◆ Required work ◆
1. In the Marillion article below, who does Fish work with on the band's album covers?
2. Print the portion of the Marillion article below starting at "Yet there is" and ending at "Bruce Springsteen concert.".
3. Proceed with the Marillion article below, picking up after its final sentence.

We’re starting to get a little bit hip now. You can mention us at parties.
Marillion have album covers that are very reminiscent of the old Moody Blues covers with colorful, surreal paintings that relate to the “concept” records each painting accompanies. Fish, who collaborates on the covers with artist Mark Wilkinson, can go on and on about how the symbols (and records) are all interrelated, and what each jester or chameleon or magpie represents in the grand Marillion scheme of things—and how his lyrics relate to each of them. To make things seem even more obvious, the band’s name is derived from Silmarillion, a book by J.R. Tolkien— although Marillion keyboardist and historian Mark Kelly claims that they inherited the name from a late ’70s unit that
included only current guitarist Steve Rothery and was nothing like today’s Marillion. (“Somewhere in the book it explains that Silmarillion means a brilliant jewel,” he says, “so we figure Marillion must mean jewel or something. But it’s really just a name we inherited. We don’t have anything to do with Hobbits or anything.”) At any rate, love ’em or loathe ’em, Marillion is the spiritual reemergence of all those bands it was hip to hate during punk’s late ’70s heyday (even though some of these “haters” would later deem hipness to, say, the Rain Parade’s debut LP or some danceoriented “new wave” music that has more to do with “progressive rock” than it does with Johnny Rotten).
Yet there is one major difference between Marillion and their musical forebears, and this is the contact they make with their audience during live performances. There always seemed to be a wall between those ’70s mega-bands and their audience (Rick Wakeman kept his back to the audience the entire night at that infamous Yes concert), but, despite a lavish show with special effects, Marillion seem to tear down the walls with Fish’s patter and the musicians’ rock ’n’ roll poses. Although some of their music threatens to put me to sleep, kids stand for the entire show, fists raised in the air, cheering and singing along with every single word. It almost looks like a Bruce Springsteen concert.

◆ Data section ◆
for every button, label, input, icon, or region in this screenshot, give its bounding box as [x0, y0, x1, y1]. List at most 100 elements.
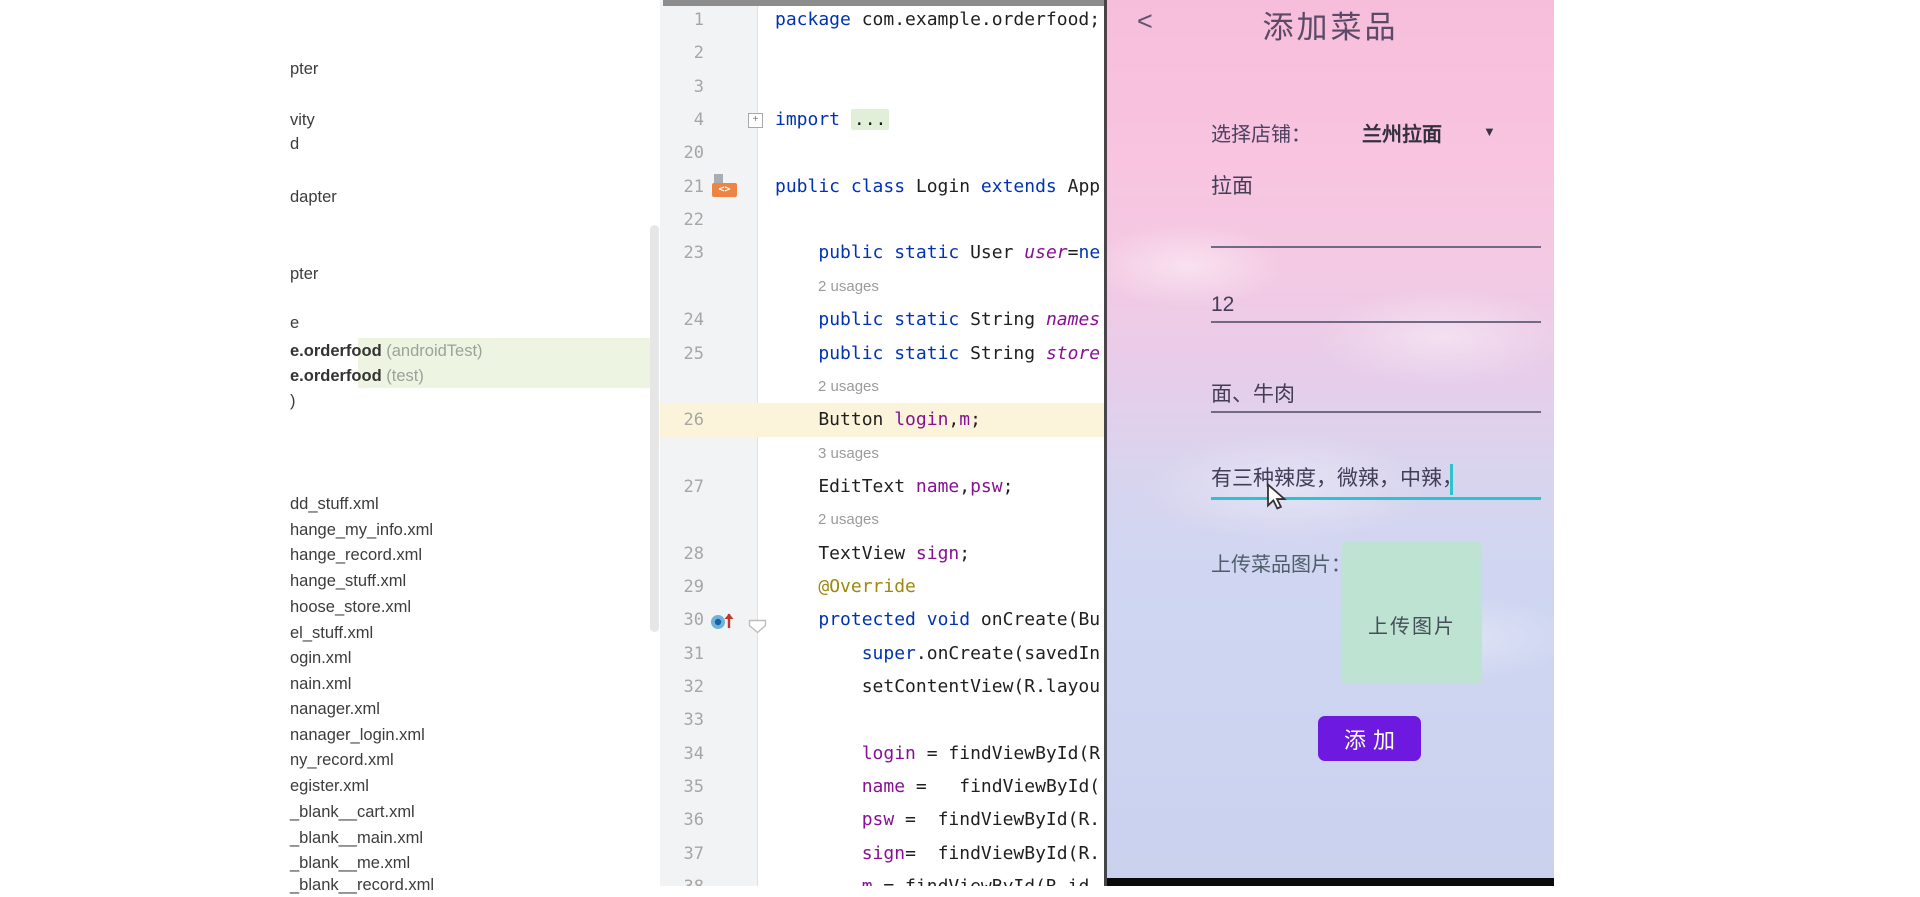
- usages-hint-row: 2 usages: [660, 370, 1104, 404]
- code-line[interactable]: 35 name = findViewById(: [660, 770, 1104, 804]
- code-token: ;: [1003, 476, 1014, 497]
- usages-hint-row: 2 usages: [660, 270, 1104, 304]
- project-tree-item[interactable]: pter: [290, 57, 318, 81]
- project-tree-item[interactable]: hange_record.xml: [290, 543, 422, 567]
- tree-item-label: el_stuff.xml: [290, 624, 373, 642]
- code-line[interactable]: 37 sign= findViewById(R.: [660, 837, 1104, 871]
- project-tree-item[interactable]: egister.xml: [290, 774, 369, 798]
- project-tree-item[interactable]: dapter: [290, 185, 337, 209]
- code-line[interactable]: 33: [660, 703, 1104, 737]
- code-token: = findViewById(R.: [894, 809, 1100, 830]
- code-token: App: [1057, 176, 1100, 197]
- code-line[interactable]: 28 TextView sign;: [660, 537, 1104, 571]
- project-tree-item[interactable]: _blank__main.xml: [290, 826, 423, 850]
- code-line-text: EditText name,psw;: [775, 470, 1013, 504]
- project-tree-item[interactable]: nain.xml: [290, 672, 351, 696]
- code-line[interactable]: 31 super.onCreate(savedIn: [660, 637, 1104, 671]
- line-number: 27: [660, 470, 704, 504]
- code-line[interactable]: 34 login = findViewById(R: [660, 737, 1104, 771]
- project-tree-item[interactable]: hoose_store.xml: [290, 595, 411, 619]
- code-token: Button: [775, 409, 894, 430]
- upload-image-label: 上传菜品图片：: [1211, 548, 1351, 577]
- tree-item-label: _blank__main.xml: [290, 829, 423, 847]
- usages-hint[interactable]: 2 usages: [818, 270, 879, 304]
- mouse-cursor: [1266, 483, 1288, 515]
- code-line[interactable]: 30 protected void onCreate(Bu: [660, 603, 1104, 637]
- code-line[interactable]: 25 public static String store: [660, 337, 1104, 371]
- code-token: [775, 876, 862, 886]
- project-tree-item[interactable]: el_stuff.xml: [290, 621, 373, 645]
- screenshot-root: { "project_panel": { "items": [ {"label"…: [0, 0, 1920, 886]
- layout-xml-gutter-icon[interactable]: <>: [712, 174, 738, 200]
- project-tree-item[interactable]: pter: [290, 262, 318, 286]
- tree-item-label: dd_stuff.xml: [290, 495, 379, 513]
- code-token: ,: [959, 476, 970, 497]
- project-tree-item[interactable]: ogin.xml: [290, 646, 351, 670]
- project-tree-item[interactable]: d: [290, 132, 299, 156]
- code-line[interactable]: 2: [660, 36, 1104, 70]
- project-tree-item[interactable]: e.orderfood (androidTest): [290, 339, 483, 363]
- code-line-text: public static String names: [775, 303, 1100, 337]
- code-line[interactable]: 1package com.example.orderfood;: [660, 3, 1104, 37]
- dish-price-input[interactable]: 12: [1211, 293, 1234, 317]
- code-token: EditText: [775, 476, 916, 497]
- override-method-gutter-icon[interactable]: [710, 611, 740, 631]
- code-line-text: TextView sign;: [775, 537, 970, 571]
- project-tree-item[interactable]: _blank__record.xml: [290, 873, 434, 897]
- project-tree-item[interactable]: e: [290, 311, 299, 335]
- fold-expand-icon[interactable]: +: [748, 113, 763, 128]
- usages-hint[interactable]: 2 usages: [818, 370, 879, 404]
- usages-hint[interactable]: 2 usages: [818, 503, 879, 537]
- dish-ingredients-underline: [1211, 411, 1541, 413]
- usages-hint[interactable]: 3 usages: [818, 437, 879, 471]
- project-tree-item[interactable]: vity: [290, 108, 315, 132]
- code-line[interactable]: 27 EditText name,psw;: [660, 470, 1104, 504]
- code-token: Login: [905, 176, 981, 197]
- code-token: User: [959, 242, 1024, 263]
- upload-image-box[interactable]: 上传图片: [1342, 542, 1482, 684]
- code-line[interactable]: 38 m = findViewById(R.id.: [660, 870, 1104, 886]
- code-line[interactable]: 3: [660, 70, 1104, 104]
- line-number: 22: [660, 203, 704, 237]
- code-line[interactable]: 29 @Override: [660, 570, 1104, 604]
- project-tree-item[interactable]: e.orderfood (test): [290, 364, 424, 388]
- code-line[interactable]: 20: [660, 136, 1104, 170]
- tree-item-suffix: (androidTest): [382, 342, 483, 360]
- code-line[interactable]: 23 public static User user=ne: [660, 236, 1104, 270]
- code-line[interactable]: 32 setContentView(R.layou: [660, 670, 1104, 704]
- code-token: String: [959, 309, 1046, 330]
- code-editor[interactable]: 1package com.example.orderfood;234+impor…: [660, 0, 1104, 886]
- usages-hint-row: 3 usages: [660, 437, 1104, 471]
- line-number: 31: [660, 637, 704, 671]
- dish-ingredients-input[interactable]: 面、牛肉: [1211, 378, 1295, 408]
- code-line[interactable]: 26 Button login,m;: [660, 403, 1104, 437]
- project-tree-item[interactable]: hange_stuff.xml: [290, 569, 406, 593]
- project-tree-item[interactable]: nanager.xml: [290, 697, 380, 721]
- code-token: [775, 609, 818, 630]
- code-token: names: [1046, 309, 1100, 330]
- code-token: public static: [818, 242, 959, 263]
- dropdown-arrow-icon[interactable]: ▼: [1483, 124, 1496, 139]
- store-select-value[interactable]: 兰州拉面: [1362, 118, 1442, 147]
- project-tree-item[interactable]: nanager_login.xml: [290, 723, 425, 747]
- code-line[interactable]: 36 psw = findViewById(R.: [660, 803, 1104, 837]
- code-line[interactable]: 24 public static String names: [660, 303, 1104, 337]
- project-tree-item[interactable]: dd_stuff.xml: [290, 492, 379, 516]
- project-tree-item[interactable]: _blank__cart.xml: [290, 800, 415, 824]
- code-token: .onCreate(savedIn: [916, 643, 1100, 664]
- project-panel-scrollbar[interactable]: [650, 225, 659, 632]
- project-tree-item[interactable]: ny_record.xml: [290, 748, 394, 772]
- project-tree-item[interactable]: ): [290, 389, 296, 413]
- tree-item-label: dapter: [290, 188, 337, 206]
- project-tree-item[interactable]: _blank__me.xml: [290, 851, 410, 875]
- line-number: 4: [660, 103, 704, 137]
- code-token: public static: [818, 343, 959, 364]
- code-line[interactable]: 21<>public class Login extends App: [660, 170, 1104, 204]
- code-token: login: [862, 743, 916, 764]
- code-line[interactable]: 4+import ...: [660, 103, 1104, 137]
- project-tree-item[interactable]: hange_my_info.xml: [290, 518, 433, 542]
- add-dish-button[interactable]: 添加: [1318, 716, 1421, 761]
- code-line[interactable]: 22: [660, 203, 1104, 237]
- dish-spiciness-input[interactable]: 有三种辣度，微辣，中辣，: [1211, 462, 1463, 492]
- dish-name-input[interactable]: 拉面: [1211, 170, 1253, 200]
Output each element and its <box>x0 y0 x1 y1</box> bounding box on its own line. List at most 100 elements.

◆ Results for each task ◆
1. Artist Mark Wilkinson.

2.
Yet there is one major difference between Marillion and their musical forebears, and this is the contact they make with their audience during live performances. There always seemed to be a wall between those ’70s mega-bands and their audience (Rick Wakeman kept his back to the audience the entire night at that infamous Yes concert), but, despite a lavish show with special effects, Marillion seem to tear down the walls with Fish’s patter and the musicians’ rock ’n’ roll poses. Although some of their music threatens to put me to sleep, kids stand for the entire show, fists raised in the air, cheering and singing along with every single word. It almost looks like a Bruce Springsteen concert.

3.
Fish tells jokes (one especially tasteless one was that American girls give better blowjobs because they grew up trying to drink McDonald’s milkshakes through straws—but the predominantly male audience seemed to find it hilarious, and the point here is that you couldn’t imagine Jon Anderson or Roger Waters telling blowjob jokes onstage in 1973). He chastised the British press for trying to “scandalize” Simon LeBon by reporting that he was out with a groupie while his poor wife sat home pregnant and barefoot. And he sings “Let’s Twist Again” to music that has absolutely nothing to do with Chubby Checker’s, leading the audience in a twist-along during their final encore. As a result, Fish seems more the jester or clown in a show that could make him potentially look like a pretentious schmuck.
The other members of Marillion (including Pete Trewavas on bass and Ian Mosley on drums) are down-to earth, unpretentious and nice people offstage. Keyboardist Kelly even reveals that, with the exception of Mosley, none of them have any formal musical training—a sacrilege for ’70s “progressive” rockers who used to talk as though they had something in common with Beethoven and Bach. They all live in Aylesbury, an hour outside of London (although Fish plans to move to Bath sometime soon), and as they prepared for an American tour with Rush that would briefly transform them from national superstars to an opening act a lot of people have never heard of, Fish reflected on the band’s past, present and future.
FISH TALKS!
Glub, glub, glub...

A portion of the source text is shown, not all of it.